TEXT BLOCK:
Fast projection onto a subspace Given an $n$-dimensional vector $\mathbf{c}\in [0,1]^n$, let $\Delta_{\mathbf{c}}$ be the set of points $\{\mathbf{x}\in [0,1]^n: \langle \mathbf{c},\mathbf{x} \rangle \le 1\}$, where $\langle \mathbf{c},\mathbf{x} \rangle$ is the inner product between $\mathbf{c}$ and $\mathbf{x}$.
Question: Given $\mathbf{c}$ and a vector $\mathbf{z}\in [0,1]^n$, how can we efficiently compute the projection $P(\mathbf{z}, \Delta_{\mathbf{c}})$ of $\mathbf{z}$ onto $\Delta_{\mathbf{c}}$?

By writing $P(\mathbf{z}, \Delta_{\mathbf{c}})$, we mean 
$\arg\min_{\mathbf{z'}\in\Delta_{\mathbf{c}}} \Vert \mathbf{z'}-\mathbf{z} \Vert$, where $\Vert \cdot \Vert$ denotes the regular Euclidean norm.
 A: So you want to project $z$ onto the intersection of two convex sets
$$C = \{x\mid \langle x, c\rangle \leq 1\}$$
and
$$D = \{x\mid 0\leq x_i\leq 1\}.$$
The projection onto each of them is straightforward:
$$
P_C(z) = \begin{cases}
z - \frac{\langle z,c\rangle-1}{\|c\|^2}c, &\text{if $\langle z,c\rangle>1$,}\\
z, & \text{otherwise}
\end{cases}
$$
and
$$
P_D(z)_i = \max(\min(z_i,1),0).
$$
To project onto the intersection you could use quadratic programming, of course, but here is a low-tech variant:
Alternating projections. Initialize with $z^0 = z$ and iterate
$$
z^{k+1} = P_D(P_C(z^k))
$$ 
which converges to the desired projection $P_{C\cap D}(z)$. You could also use Dykstra's projection algorithm, but in my experiments both are about equally fast.
I don't know what value of $n$ you have in mind, but it seems that the number of iterations needed for convergence scales with $n$ not so favorably (at least for the random instances I produced).
A: As noted in the comments, this problem is not really a research level problem. Afaik, versions of it were originally solved in the 50s.
Here is an entire survey that discusses efficient algorithms (including linear-time procedures) for this problem as well as generalizations of it: M. Patriksson, A survey of classic core problems in operations research, 2005, Technical Report, Chalmers University.
If you want a more immediate answer with code (has only $\ge 0$ constraints, but handling upper bounds is easy), have a look at: Condat's L1 projection code
Another useful search time: "Continuous quadratic knapsack"

JOB: Please print the part of the projection thread starting with "I don't know" and going on through "instances I produced).". The entries are separate material, apart from the projection thread.

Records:
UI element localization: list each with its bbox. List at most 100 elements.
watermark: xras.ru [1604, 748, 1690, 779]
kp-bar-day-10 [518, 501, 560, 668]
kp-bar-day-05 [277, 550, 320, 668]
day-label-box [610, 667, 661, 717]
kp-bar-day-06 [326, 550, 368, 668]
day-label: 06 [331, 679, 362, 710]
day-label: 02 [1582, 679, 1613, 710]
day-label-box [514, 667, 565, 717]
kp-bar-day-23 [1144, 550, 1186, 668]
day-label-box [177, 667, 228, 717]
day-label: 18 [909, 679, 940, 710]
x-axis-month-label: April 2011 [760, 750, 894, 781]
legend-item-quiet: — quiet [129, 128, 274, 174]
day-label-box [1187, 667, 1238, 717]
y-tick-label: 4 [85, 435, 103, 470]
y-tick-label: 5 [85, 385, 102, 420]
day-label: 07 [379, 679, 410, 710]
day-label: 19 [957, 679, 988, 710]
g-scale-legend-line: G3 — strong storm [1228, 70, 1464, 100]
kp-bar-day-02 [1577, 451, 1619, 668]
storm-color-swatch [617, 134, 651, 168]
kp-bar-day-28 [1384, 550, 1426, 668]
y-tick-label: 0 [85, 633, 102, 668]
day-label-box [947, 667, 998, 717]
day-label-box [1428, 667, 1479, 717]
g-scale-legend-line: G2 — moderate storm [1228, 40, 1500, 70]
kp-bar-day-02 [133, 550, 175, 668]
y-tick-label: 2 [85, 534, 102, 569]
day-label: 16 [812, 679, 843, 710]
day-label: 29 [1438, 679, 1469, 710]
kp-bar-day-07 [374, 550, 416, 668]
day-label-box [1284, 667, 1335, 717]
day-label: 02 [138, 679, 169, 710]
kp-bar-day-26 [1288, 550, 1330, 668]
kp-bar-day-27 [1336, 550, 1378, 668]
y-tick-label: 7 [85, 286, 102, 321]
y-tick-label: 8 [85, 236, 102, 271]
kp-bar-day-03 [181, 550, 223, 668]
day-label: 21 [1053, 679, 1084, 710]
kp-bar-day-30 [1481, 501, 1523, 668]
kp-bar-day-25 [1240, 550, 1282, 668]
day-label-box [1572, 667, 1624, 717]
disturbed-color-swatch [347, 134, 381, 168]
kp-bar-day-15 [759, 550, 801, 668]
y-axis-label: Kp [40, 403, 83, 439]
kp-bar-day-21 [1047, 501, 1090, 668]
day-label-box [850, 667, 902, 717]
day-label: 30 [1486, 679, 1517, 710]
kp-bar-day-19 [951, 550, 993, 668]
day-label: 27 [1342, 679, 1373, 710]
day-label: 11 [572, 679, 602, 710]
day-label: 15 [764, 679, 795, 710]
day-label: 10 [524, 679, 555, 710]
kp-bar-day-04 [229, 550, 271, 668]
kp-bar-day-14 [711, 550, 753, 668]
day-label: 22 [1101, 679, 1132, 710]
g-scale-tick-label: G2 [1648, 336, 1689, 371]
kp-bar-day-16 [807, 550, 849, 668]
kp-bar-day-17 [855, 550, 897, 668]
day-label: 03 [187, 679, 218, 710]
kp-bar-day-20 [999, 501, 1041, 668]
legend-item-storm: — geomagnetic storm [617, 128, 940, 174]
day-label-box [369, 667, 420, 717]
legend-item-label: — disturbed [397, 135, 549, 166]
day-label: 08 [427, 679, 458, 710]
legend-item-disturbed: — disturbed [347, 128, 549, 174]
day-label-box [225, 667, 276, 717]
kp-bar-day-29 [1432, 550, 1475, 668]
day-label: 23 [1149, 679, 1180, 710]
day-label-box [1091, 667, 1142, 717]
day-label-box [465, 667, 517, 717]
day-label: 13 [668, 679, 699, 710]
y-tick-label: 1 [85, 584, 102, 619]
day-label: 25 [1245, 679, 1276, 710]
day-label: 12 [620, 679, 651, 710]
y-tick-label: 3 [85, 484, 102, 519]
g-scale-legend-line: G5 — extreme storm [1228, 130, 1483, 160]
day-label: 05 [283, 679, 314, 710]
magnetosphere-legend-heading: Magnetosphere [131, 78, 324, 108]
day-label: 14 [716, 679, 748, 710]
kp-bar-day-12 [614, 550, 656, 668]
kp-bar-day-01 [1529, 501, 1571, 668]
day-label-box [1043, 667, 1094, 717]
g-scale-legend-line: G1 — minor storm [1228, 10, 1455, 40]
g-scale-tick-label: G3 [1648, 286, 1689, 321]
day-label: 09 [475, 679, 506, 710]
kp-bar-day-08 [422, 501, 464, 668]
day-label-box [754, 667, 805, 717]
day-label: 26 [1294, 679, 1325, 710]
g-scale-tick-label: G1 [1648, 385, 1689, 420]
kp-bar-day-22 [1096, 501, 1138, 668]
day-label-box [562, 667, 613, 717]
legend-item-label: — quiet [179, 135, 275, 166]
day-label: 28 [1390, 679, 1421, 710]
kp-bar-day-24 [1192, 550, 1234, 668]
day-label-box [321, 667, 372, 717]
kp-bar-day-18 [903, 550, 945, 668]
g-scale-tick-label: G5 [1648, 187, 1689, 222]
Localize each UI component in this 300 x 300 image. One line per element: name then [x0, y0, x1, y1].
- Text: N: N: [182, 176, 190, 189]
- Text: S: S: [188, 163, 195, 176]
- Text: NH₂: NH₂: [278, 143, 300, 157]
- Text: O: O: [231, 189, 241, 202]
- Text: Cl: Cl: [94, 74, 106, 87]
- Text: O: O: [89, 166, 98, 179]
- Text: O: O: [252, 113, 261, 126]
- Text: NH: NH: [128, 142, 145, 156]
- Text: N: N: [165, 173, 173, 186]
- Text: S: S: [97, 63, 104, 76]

RESULT OF THIS EXERCISE:
I don't know what value of $n$ you have in mind, but it seems that the number of iterations needed for convergence scales with $n$ not so favorably (at least for the random instances I produced).